*Texto proporcionado*
::::::

Los bonos son la principal arma de captación de los operadores mexicanos, pero su valor real está en las condiciones, no en el número grande del anuncio.
El rollover lo es todo
El requisito de apuesta, o rollover, indica cuántas veces hay que jugar el bono antes de poder retirar ganancias. Un bono generoso con un rollover muy alto puede valer menos que uno modesto con condiciones suaves.
Conviene calcular cuánto dinero hay que apostar en total y preguntarse si ese volumen encaja con la forma habitual de jugar de cada usuario.
Juegos elegibles y porcentajes
No todos los juegos contribuyen igual al rollover. Las tragamonedas suelen aportar el cien por ciento, mientras que la ruleta o el blackjack pueden contar mucho menos o nada.
Ignorar esta cláusula es uno de los errores más comunes, porque el jugador puede creer que avanza en el requisito cuando en realidad apenas suma.

::::::

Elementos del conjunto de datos
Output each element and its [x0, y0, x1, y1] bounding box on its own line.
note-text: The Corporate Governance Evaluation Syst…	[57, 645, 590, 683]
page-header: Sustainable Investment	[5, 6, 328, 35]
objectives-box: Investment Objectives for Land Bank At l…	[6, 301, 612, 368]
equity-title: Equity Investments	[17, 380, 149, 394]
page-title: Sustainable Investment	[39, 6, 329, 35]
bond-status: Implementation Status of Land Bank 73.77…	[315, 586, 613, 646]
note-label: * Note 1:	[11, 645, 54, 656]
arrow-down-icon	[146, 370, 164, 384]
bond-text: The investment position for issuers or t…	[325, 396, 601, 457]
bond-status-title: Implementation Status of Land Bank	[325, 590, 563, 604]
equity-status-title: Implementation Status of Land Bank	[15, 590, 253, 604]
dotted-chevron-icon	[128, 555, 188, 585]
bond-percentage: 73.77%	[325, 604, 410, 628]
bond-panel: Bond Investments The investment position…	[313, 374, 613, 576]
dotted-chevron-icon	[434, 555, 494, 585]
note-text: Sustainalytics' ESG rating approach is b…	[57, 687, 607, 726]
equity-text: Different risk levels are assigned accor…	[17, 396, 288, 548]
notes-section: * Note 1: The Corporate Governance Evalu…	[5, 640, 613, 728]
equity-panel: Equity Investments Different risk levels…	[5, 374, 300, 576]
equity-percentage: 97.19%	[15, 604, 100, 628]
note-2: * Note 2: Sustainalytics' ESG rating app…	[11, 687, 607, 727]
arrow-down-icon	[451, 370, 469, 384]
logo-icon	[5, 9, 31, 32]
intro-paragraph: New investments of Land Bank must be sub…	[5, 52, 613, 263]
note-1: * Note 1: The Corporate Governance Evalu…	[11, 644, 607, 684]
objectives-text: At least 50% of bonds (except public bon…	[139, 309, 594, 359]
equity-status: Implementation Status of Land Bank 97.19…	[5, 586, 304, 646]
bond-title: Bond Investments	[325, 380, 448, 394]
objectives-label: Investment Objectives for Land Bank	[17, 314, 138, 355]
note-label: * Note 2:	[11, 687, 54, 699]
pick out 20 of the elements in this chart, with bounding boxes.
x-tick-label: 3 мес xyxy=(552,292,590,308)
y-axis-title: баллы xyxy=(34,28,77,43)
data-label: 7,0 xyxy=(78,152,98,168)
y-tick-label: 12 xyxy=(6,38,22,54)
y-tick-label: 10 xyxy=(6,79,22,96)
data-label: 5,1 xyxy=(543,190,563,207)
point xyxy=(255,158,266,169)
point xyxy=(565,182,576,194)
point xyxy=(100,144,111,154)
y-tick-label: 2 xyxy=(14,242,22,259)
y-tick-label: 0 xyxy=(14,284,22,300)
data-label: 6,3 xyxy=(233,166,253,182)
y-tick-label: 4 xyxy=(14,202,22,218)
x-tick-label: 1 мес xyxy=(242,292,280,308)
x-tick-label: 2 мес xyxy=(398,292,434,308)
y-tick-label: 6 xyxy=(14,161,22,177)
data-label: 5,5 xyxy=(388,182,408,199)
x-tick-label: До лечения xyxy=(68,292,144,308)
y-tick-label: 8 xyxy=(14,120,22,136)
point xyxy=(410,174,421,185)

::::::

*Instrucciones de la tarea*
Prosigue el texto sobre los bonos de los operadores mexicanos a partir de su última oración. Los registros provienen de una fuente distinta.

*Respuesta*
Límites y caducidad
Muchos bonos fijan una apuesta máxima mientras el rollover está activo, y superarla puede anular la promoción. También hay plazos de caducidad que, si vencen, hacen perder el bono y lo ganado con él.
Leer estos límites antes de aceptar evita sorpresas desagradables al momento de intentar un retiro.
Cómo comparar de verdad
Más que el monto, conviene mirar la combinación de rollover, juegos elegibles, límites y caducidad. Un bono pequeño y limpio suele ser mejor que uno enorme y lleno de candados.
Elegir operadores que presenten sus términos de forma clara es, en sí mismo, una señal de seriedad que conviene premiar.